*EXTRACT TO READ*
—————

While many adjuvants have been developed in animal models and tested experimentally in humans, only one type of adjuvant has been approved by the US Food and Drug Administration (USFDA) for routine vaccination. Currently, aluminum hydroxide and aluminum phosphate (alum) are the major adjuvants used for licensed human vaccines administered to normal individuals in the United States. As an inorganic salt, alum binds to proteins, causing them to precipitate, and elicits an inflammatory response that nonspecifically increases the immunogenicity of the antigen. When injected, the precipitated antigen is released more slowly at the injection site than antigen alone. Moreover, the increased size of the antigen, which occurs as a consequence of precipitation, increases the probability that the macromolecule will be phagocytized.

Many adjuvants have been used in experimental animals. One commonly used adjuvant is Freund’s complete adjuvant consisting of killed Mycobacterium tuberculosis or M. butyricum suspended in oil, which is then emulsified with an aqueous antigen solution. The oil‐emulsified state of the adjuvant–antigen mixture allows the antigen to be released slowly and continuously, helping sustain the recipient’s exposure to the immunogen. Other microorganisms used as adjuvants are bacille Calmette–Guérin (BCG) (an attenuated Mycobacterium), Corynebacterium parvum, and Bordetella pertussis. In reality, many of these adjuvants exploit the activation properties of microbe‐expressed molecules including lipopolysaccharide (LPS), bacterial DNA containing unmethylated CpG dinucleotide motifs, and bacterial heat‐shock proteins. Many of these microbial cell adjuvants bind to pattern‐recognizing signaling receptors such as the TLRs. Ligation of TLRs indirectly activates adaptive B‐ and T‐cell responses. Dendritic cells are important APCs involved in the activity of microbial adjuvants. They respond by secreting cytokines and expressing co‐stimulatory molecules that, in turn, stimulate the activation and differentiation of antigen‐specific T cells.

—————

*LISTED ENTRIES*
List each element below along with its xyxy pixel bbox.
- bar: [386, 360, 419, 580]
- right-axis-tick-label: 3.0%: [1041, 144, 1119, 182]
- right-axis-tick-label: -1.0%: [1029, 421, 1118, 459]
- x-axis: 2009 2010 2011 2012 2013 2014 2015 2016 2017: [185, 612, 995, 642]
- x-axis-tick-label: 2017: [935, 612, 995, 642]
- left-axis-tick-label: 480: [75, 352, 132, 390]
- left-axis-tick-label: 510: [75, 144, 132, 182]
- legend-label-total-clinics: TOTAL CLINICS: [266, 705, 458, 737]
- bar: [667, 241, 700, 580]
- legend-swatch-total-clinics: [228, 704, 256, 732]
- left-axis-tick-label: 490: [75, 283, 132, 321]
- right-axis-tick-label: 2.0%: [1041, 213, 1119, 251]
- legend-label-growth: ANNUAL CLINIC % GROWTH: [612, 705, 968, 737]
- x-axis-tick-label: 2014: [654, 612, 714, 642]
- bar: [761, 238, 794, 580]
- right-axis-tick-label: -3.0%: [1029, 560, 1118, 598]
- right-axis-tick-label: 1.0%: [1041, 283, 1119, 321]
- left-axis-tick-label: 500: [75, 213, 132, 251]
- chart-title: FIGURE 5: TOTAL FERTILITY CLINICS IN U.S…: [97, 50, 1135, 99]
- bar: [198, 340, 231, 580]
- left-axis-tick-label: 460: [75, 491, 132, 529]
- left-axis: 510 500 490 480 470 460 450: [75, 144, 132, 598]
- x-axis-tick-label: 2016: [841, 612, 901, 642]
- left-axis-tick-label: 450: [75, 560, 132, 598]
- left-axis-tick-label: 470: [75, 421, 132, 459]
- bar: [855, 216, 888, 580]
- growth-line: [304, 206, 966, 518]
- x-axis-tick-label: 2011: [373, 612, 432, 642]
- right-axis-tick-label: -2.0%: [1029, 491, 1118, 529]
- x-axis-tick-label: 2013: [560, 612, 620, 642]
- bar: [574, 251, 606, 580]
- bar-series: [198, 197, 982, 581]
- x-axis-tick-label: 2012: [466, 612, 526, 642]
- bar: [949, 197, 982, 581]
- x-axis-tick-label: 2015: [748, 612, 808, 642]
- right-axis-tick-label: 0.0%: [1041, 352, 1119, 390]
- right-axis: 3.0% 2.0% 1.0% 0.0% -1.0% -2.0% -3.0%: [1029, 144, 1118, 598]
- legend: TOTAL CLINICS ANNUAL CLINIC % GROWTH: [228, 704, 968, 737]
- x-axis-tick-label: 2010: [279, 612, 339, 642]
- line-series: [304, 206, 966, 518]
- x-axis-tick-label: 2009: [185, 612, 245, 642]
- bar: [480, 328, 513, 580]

—————

*THE PROBLEM*
Can you continue the passage on vaccine adjuvants, picking up after its final sentence?

*RESPONSE*
Table 5.2 lists the majority of currently used adjuvants, some of which are still being tested in clinical trials.

TABLE 5.2. Adjuvants Currently Licensed for Use in the United States and Those Under Development for Clinical Trials

Adjuvant name (year licensed) Adjuvant class Components Vaccines (disease)
Adjuvants licensed for use in human vaccines
Aluma(1924) Mineral salts Aluminum phosphate/aluminum hydroxide Various
MF (Novartis; 1997) Oil in water emulsion Squalene, polysorbate 80 (Tween 80; ICI Americas), sorbitan trioleate (Span 85; Croda International) Fluad (seasonal influenza), Aflunov (prepandemic influenza)
AS03 (GlaxoSmithKline; 2009 Oil in water emulsion Squalene, Tween 80, α‐tocopherol Pandremix (pandemic influenza), Prepandrix (prepandemic influenza)
Virosomes (Berna Biotech; 2000 Liposomes Lipids, hemagglutinin Inflexal (seasonal influenza), Epaxal (hepatitis A)
AS04a (GlaxoSmithKline; 2005) Alum‐absorbed TLR4 agonist Aluminum hydroxide, MPL Fendrix (hepatitis B), Cervarix (human papilloma virus)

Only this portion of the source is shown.